▶ Task to complete
Make an exact copy of all the material below, apart from the pictures.

Part of a data file:
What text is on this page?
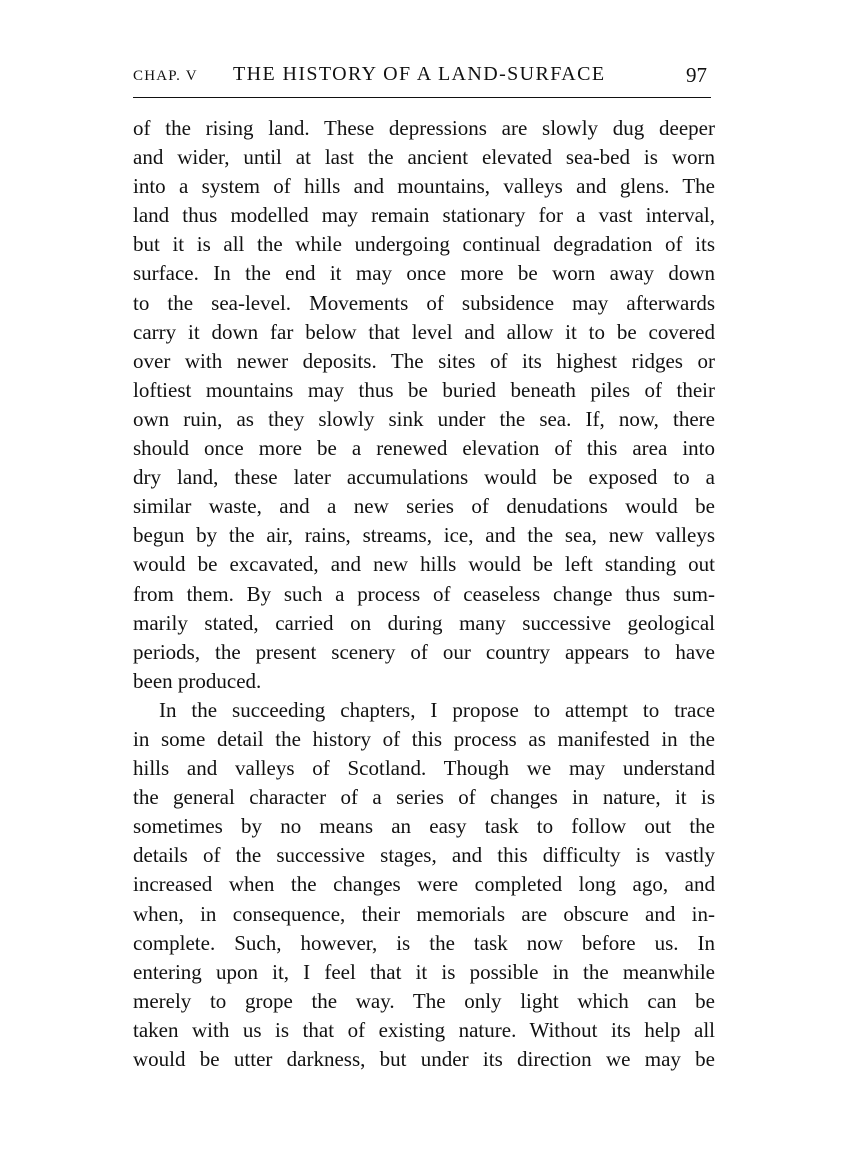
CHAP. V THE HISTORY OF A LAND-SURFACE	97
of the rising land. These depressions are slowly dug deeper
and wider, until at last the ancient elevated sea-bed is worn
into a system of hills and mountains, valleys and glens. The
land thus modelled may remain stationary for a vast interval,
but it is all the while undergoing continual degradation of its
surface. In the end it may once more be worn away down
to the sea-level. Movements of subsidence may afterwards
carry it down far below that level and allow it to be covered
over with newer deposits. The sites of its highest ridges or
loftiest mountains may thus be buried beneath piles of their
own ruin, as they slowly sink under the sea. If, now, there
should once more be a renewed elevation of this area into
dry land, these later accumulations would be exposed to a
similar waste, and a new series of denudations would be
begun by the air, rains, streams, ice, and the sea, new valleys
would be excavated, and new hills would be left standing out
from them. By such a process of ceaseless change thus sum-
marily stated, carried on during many successive geological
periods, the present scenery of our country appears to have
been produced.
In the succeeding chapters, I propose to attempt to trace
in some detail the history of this process as manifested in the
hills and valleys of Scotland. Though we may understand
the general character of a series of changes in nature, it is
sometimes by no means an easy task to follow out the
details of the successive stages, and this difficulty is vastly
increased when the changes were completed long ago, and
when, in consequence, their memorials are obscure and in-
complete. Such, however, is the task now before us. In
entering upon it, I feel that it is possible in the meanwhile
merely to grope the way. The only light which can be
taken with us is that of existing nature. Without its help all
would be utter darkness, but under its direction we may be
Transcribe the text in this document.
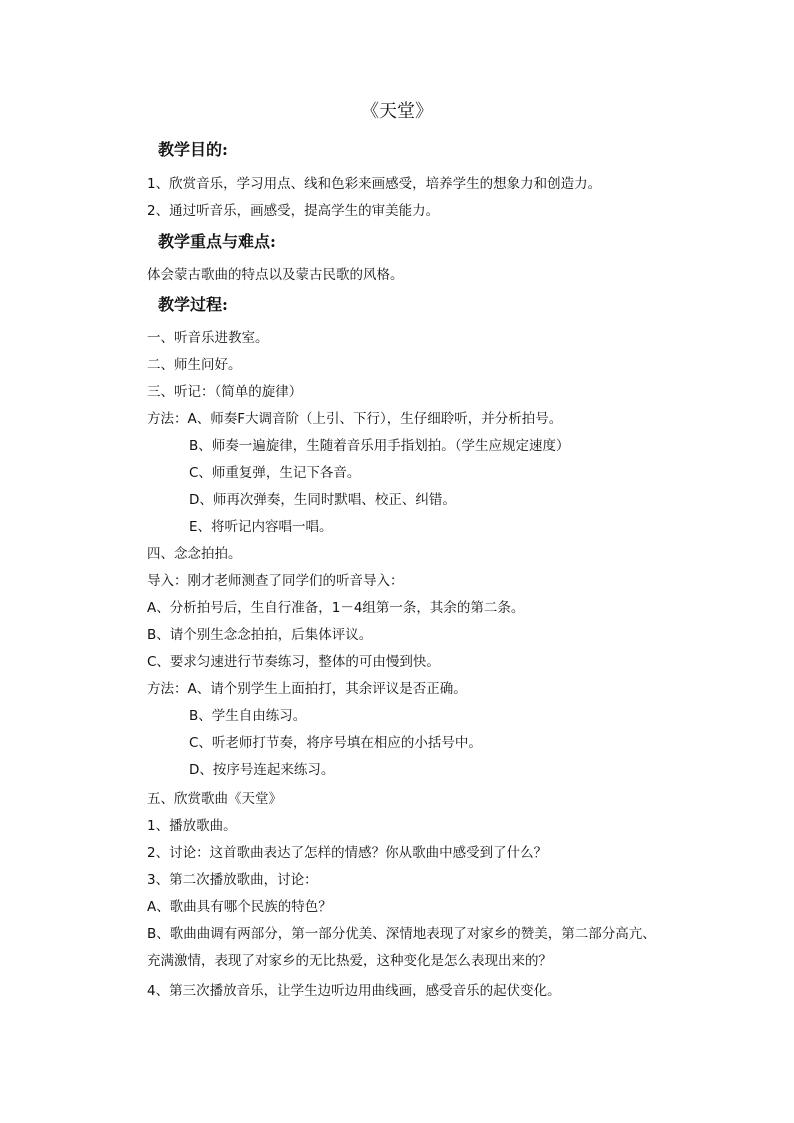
《天堂》
教学目的:
1、欣赏音乐，学习用点、线和色彩来画感受，培养学生的想象力和创造力。
2、通过听音乐，画感受，提高学生的审美能力。
教学重点与难点:
体会蒙古歌曲的特点以及蒙古民歌的风格。
教学过程:
一、听音乐进教室。
二、师生问好。
三、听记：（简单的旋律）
方法：A、师奏F大调音阶（上引、下行），生仔细聆听，并分析拍号。
B、师奏一遍旋律，生随着音乐用手指划拍。（学生应规定速度）
C、师重复弹，生记下各音。
D、师再次弹奏，生同时默唱、校正、纠错。
E、将听记内容唱一唱。
四、念念拍拍。
导入：刚才老师测查了同学们的听音导入：
A、分析拍号后，生自行准备，1－4组第一条，其余的第二条。
B、请个别生念念拍拍，后集体评议。
C、要求匀速进行节奏练习，整体的可由慢到快。
方法：A、请个别学生上面拍打，其余评议是否正确。
B、学生自由练习。
C、听老师打节奏，将序号填在相应的小括号中。
D、按序号连起来练习。
五、欣赏歌曲《天堂》
1、播放歌曲。
2、讨论：这首歌曲表达了怎样的情感？你从歌曲中感受到了什么？
3、第二次播放歌曲，讨论：
A、歌曲具有哪个民族的特色？
B、歌曲曲调有两部分，第一部分优美、深情地表现了对家乡的赞美，第二部分高亢、
充满激情，表现了对家乡的无比热爱，这种变化是怎么表现出来的？
4、第三次播放音乐，让学生边听边用曲线画，感受音乐的起伏变化。
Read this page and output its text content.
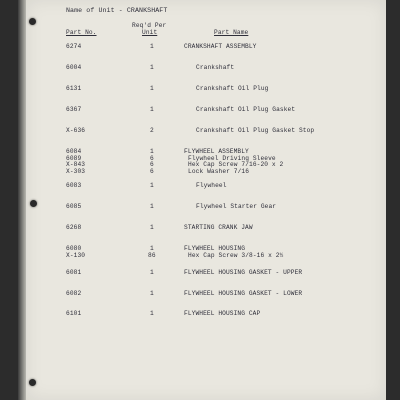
Name of Unit - CRANKSHAFT
Part No.
Req'd Per
Unit	Part Name
6274	1	CRANKSHAFT ASSEMBLY
6004	1	Crankshaft
6131	1	Crankshaft Oil Plug
6367	1	Crankshaft Oil Plug Gasket
X-636	2	Crankshaft Oil Plug Gasket Stop
6084	1	FLYWHEEL ASSEMBLY
6089	6	Flywheel Driving Sleeve
X-843	6	Hex Cap Screw 7/16-20 x 2
X-303	6	Lock Washer 7/16
6083	1	Flywheel
6085	1	Flywheel Starter Gear
6268	1	STARTING CRANK JAW
6080	1	FLYWHEEL HOUSING
X-130	86	Hex Cap Screw 3/8-16 x 2½
6081	1	FLYWHEEL HOUSING GASKET - UPPER
6082	1	FLYWHEEL HOUSING GASKET - LOWER
6101	1	FLYWHEEL HOUSING CAP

▶ The answer
What text is on this page?
CHAP. V THE HISTORY OF A LAND-SURFACE	97
of the rising land. These depressions are slowly dug deeper
and wider, until at last the ancient elevated sea-bed is worn
into a system of hills and mountains, valleys and glens. The
land thus modelled may remain stationary for a vast interval,
but it is all the while undergoing continual degradation of its
surface. In the end it may once more be worn away down
to the sea-level. Movements of subsidence may afterwards
carry it down far below that level and allow it to be covered
over with newer deposits. The sites of its highest ridges or
loftiest mountains may thus be buried beneath piles of their
own ruin, as they slowly sink under the sea. If, now, there
should once more be a renewed elevation of this area into
dry land, these later accumulations would be exposed to a
similar waste, and a new series of denudations would be
begun by the air, rains, streams, ice, and the sea, new valleys
would be excavated, and new hills would be left standing out
from them. By such a process of ceaseless change thus sum-
marily stated, carried on during many successive geological
periods, the present scenery of our country appears to have
been produced.
In the succeeding chapters, I propose to attempt to trace
in some detail the history of this process as manifested in the
hills and valleys of Scotland. Though we may understand
the general character of a series of changes in nature, it is
sometimes by no means an easy task to follow out the
details of the successive stages, and this difficulty is vastly
increased when the changes were completed long ago, and
when, in consequence, their memorials are obscure and in-
complete. Such, however, is the task now before us. In
entering upon it, I feel that it is possible in the meanwhile
merely to grope the way. The only light which can be
taken with us is that of existing nature. Without its help all
would be utter darkness, but under its direction we may be
Transcribe the text in this document.
《天堂》
教学目的:
1、欣赏音乐，学习用点、线和色彩来画感受，培养学生的想象力和创造力。
2、通过听音乐，画感受，提高学生的审美能力。
教学重点与难点:
体会蒙古歌曲的特点以及蒙古民歌的风格。
教学过程:
一、听音乐进教室。
二、师生问好。
三、听记：（简单的旋律）
方法：A、师奏F大调音阶（上引、下行），生仔细聆听，并分析拍号。
B、师奏一遍旋律，生随着音乐用手指划拍。（学生应规定速度）
C、师重复弹，生记下各音。
D、师再次弹奏，生同时默唱、校正、纠错。
E、将听记内容唱一唱。
四、念念拍拍。
导入：刚才老师测查了同学们的听音导入：
A、分析拍号后，生自行准备，1－4组第一条，其余的第二条。
B、请个别生念念拍拍，后集体评议。
C、要求匀速进行节奏练习，整体的可由慢到快。
方法：A、请个别学生上面拍打，其余评议是否正确。
B、学生自由练习。
C、听老师打节奏，将序号填在相应的小括号中。
D、按序号连起来练习。
五、欣赏歌曲《天堂》
1、播放歌曲。
2、讨论：这首歌曲表达了怎样的情感？你从歌曲中感受到了什么？
3、第二次播放歌曲，讨论：
A、歌曲具有哪个民族的特色？
B、歌曲曲调有两部分，第一部分优美、深情地表现了对家乡的赞美，第二部分高亢、
充满激情，表现了对家乡的无比热爱，这种变化是怎么表现出来的？
4、第三次播放音乐，让学生边听边用曲线画，感受音乐的起伏变化。
Read this page and output its text content.
Name of Unit - CRANKSHAFT
Part No.
Req'd Per
Unit	Part Name
6274	1	CRANKSHAFT ASSEMBLY
6004	1	Crankshaft
6131	1	Crankshaft Oil Plug
6367	1	Crankshaft Oil Plug Gasket
X-636	2	Crankshaft Oil Plug Gasket Stop
6084	1	FLYWHEEL ASSEMBLY
6089	6	Flywheel Driving Sleeve
X-843	6	Hex Cap Screw 7/16-20 x 2
X-303	6	Lock Washer 7/16
6083	1	Flywheel
6085	1	Flywheel Starter Gear
6268	1	STARTING CRANK JAW
6080	1	FLYWHEEL HOUSING
X-130	86	Hex Cap Screw 3/8-16 x 2½
6081	1	FLYWHEEL HOUSING GASKET - UPPER
6082	1	FLYWHEEL HOUSING GASKET - LOWER
6101	1	FLYWHEEL HOUSING CAP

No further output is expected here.